● **Stored rows**:
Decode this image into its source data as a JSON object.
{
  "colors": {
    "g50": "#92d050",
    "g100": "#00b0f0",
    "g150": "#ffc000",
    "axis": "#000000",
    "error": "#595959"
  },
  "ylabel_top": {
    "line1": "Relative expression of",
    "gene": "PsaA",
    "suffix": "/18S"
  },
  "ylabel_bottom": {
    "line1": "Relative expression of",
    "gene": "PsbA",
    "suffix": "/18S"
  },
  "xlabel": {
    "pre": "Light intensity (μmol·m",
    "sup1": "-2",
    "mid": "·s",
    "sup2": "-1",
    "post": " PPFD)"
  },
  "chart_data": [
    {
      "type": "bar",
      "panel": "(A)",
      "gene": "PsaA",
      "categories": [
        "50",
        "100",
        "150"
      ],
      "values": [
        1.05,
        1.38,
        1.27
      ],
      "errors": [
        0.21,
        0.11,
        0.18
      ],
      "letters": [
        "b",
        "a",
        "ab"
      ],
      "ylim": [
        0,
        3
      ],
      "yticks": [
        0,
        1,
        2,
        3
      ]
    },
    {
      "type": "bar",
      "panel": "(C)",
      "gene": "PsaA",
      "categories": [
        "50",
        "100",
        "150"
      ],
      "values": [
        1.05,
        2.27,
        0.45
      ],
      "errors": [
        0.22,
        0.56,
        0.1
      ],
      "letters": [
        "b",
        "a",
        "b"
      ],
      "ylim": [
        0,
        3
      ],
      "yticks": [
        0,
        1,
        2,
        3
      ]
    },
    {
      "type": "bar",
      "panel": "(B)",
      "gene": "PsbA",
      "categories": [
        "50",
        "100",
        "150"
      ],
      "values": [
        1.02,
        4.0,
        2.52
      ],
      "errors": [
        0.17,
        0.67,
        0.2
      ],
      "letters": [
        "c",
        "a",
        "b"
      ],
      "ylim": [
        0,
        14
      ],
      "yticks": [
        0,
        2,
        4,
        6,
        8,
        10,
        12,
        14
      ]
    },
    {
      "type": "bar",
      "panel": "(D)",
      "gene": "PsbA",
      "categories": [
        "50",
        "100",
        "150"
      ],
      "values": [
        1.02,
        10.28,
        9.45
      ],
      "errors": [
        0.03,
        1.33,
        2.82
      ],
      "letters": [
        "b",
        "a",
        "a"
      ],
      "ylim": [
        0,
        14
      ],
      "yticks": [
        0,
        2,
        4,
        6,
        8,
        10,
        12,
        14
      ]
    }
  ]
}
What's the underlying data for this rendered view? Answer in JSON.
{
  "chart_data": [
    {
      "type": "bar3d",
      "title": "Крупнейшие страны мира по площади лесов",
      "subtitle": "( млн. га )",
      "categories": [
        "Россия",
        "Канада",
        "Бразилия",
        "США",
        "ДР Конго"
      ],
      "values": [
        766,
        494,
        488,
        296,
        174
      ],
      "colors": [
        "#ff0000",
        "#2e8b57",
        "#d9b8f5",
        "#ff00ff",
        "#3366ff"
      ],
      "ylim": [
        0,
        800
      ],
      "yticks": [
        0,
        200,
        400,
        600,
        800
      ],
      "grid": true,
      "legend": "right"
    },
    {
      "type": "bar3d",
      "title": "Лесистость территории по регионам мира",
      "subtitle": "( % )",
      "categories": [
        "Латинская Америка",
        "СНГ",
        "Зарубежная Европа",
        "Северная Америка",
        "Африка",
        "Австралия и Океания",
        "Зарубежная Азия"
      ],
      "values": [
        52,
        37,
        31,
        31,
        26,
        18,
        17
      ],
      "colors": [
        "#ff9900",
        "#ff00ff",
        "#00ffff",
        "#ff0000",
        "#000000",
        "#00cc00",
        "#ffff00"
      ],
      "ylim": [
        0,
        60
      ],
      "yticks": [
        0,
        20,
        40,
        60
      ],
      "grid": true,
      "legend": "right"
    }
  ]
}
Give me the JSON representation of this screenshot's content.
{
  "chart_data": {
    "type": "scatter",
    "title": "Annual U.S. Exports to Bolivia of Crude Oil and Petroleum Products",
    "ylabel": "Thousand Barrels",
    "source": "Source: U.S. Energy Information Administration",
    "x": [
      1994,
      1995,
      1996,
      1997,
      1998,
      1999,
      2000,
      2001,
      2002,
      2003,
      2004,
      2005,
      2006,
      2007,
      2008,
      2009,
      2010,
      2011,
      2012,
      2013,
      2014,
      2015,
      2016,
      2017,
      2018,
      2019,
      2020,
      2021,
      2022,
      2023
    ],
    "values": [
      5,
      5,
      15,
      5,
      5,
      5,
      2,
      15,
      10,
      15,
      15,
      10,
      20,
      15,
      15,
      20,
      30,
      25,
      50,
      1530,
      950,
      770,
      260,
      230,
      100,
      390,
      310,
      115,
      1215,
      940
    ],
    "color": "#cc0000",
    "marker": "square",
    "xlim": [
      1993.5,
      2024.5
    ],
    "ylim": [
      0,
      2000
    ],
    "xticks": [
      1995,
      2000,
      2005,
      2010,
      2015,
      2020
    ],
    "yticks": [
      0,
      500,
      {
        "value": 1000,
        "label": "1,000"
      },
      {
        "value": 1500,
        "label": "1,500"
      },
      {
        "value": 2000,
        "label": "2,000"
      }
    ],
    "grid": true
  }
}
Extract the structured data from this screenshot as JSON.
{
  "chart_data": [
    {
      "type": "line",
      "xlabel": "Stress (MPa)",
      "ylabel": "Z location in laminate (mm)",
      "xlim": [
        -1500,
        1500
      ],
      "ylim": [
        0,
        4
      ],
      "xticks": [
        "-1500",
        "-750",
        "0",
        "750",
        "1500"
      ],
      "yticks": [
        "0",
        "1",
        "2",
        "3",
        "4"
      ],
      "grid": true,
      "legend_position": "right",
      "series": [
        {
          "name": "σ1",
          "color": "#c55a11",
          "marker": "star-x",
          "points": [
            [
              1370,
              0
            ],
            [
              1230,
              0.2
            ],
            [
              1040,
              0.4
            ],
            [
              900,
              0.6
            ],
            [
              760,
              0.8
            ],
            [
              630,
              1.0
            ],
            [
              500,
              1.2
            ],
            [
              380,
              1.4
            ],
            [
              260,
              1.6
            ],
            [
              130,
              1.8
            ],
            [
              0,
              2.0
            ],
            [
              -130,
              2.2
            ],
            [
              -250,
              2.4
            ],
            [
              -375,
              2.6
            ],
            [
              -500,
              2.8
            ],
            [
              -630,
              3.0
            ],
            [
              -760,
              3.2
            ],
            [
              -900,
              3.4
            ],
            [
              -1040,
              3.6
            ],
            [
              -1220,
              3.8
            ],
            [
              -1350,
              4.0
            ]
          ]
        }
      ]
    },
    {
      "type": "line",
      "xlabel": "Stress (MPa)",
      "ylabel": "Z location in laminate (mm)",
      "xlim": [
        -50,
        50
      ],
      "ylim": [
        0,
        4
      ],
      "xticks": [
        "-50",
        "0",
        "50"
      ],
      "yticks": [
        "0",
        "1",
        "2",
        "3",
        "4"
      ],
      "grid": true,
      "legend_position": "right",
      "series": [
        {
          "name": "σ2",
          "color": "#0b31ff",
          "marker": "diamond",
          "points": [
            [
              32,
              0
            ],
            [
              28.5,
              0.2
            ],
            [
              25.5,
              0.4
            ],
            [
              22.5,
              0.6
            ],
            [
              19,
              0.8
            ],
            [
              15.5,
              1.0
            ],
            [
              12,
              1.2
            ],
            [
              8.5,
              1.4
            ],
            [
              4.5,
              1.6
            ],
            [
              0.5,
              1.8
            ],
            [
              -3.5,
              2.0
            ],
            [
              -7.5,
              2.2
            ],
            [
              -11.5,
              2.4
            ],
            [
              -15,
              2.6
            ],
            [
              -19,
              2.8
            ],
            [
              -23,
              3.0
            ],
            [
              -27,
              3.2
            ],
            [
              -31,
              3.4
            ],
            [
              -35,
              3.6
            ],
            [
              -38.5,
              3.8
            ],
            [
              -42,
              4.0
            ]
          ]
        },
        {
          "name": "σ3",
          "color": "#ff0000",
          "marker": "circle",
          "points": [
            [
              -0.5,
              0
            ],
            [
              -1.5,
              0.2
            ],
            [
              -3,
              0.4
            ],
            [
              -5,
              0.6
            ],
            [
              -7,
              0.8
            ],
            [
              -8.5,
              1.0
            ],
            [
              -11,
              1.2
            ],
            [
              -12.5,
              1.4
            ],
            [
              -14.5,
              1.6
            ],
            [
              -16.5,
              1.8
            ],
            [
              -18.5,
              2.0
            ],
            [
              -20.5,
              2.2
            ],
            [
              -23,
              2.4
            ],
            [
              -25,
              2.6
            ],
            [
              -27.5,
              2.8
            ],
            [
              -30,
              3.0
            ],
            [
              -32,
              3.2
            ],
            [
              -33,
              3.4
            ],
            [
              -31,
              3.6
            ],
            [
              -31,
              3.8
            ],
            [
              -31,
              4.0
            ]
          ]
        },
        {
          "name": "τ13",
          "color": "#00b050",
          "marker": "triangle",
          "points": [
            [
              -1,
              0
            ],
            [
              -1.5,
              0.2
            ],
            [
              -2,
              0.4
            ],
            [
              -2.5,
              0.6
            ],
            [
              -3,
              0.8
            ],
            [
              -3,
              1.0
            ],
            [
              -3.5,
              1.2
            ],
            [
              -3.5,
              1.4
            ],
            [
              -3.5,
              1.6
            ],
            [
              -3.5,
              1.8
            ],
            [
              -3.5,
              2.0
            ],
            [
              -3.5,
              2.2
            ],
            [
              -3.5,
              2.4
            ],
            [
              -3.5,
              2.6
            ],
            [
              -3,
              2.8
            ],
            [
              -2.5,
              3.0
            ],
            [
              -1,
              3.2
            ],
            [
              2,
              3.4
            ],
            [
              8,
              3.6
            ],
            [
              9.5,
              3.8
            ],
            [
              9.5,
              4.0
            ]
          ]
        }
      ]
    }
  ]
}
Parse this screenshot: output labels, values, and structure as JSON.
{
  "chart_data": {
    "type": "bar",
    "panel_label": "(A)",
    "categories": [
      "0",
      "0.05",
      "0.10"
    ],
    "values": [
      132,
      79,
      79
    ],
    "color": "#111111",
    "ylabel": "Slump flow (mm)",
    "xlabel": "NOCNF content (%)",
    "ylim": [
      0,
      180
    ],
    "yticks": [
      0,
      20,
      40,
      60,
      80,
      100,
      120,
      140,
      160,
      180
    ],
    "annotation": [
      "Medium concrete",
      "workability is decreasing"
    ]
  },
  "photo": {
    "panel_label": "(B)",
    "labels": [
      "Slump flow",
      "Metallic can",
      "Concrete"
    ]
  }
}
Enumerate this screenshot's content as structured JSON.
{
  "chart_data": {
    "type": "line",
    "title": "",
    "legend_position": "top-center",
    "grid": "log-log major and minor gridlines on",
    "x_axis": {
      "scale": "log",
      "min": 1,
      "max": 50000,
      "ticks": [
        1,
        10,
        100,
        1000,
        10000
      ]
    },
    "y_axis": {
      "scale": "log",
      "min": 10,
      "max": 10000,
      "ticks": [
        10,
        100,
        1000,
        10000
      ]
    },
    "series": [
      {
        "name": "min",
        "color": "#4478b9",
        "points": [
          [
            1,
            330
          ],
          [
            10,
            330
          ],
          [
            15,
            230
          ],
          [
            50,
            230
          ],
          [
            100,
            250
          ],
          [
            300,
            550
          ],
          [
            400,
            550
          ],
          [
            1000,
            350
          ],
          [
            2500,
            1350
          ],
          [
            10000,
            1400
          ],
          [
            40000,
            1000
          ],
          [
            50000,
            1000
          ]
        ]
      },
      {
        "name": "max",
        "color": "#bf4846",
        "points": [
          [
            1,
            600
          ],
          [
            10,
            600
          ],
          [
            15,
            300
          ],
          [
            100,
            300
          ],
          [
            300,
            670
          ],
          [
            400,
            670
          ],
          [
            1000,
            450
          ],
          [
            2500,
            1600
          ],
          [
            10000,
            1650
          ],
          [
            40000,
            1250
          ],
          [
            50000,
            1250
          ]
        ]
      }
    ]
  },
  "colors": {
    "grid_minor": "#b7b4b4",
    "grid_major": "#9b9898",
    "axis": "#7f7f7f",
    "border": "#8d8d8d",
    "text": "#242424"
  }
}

● **Goal**: List the lines that contain the word "marker".

● **Response to the task**:
    "marker": "square",
          "marker": "star-x",
          "marker": "diamond",
          "marker": "circle",
          "marker": "triangle",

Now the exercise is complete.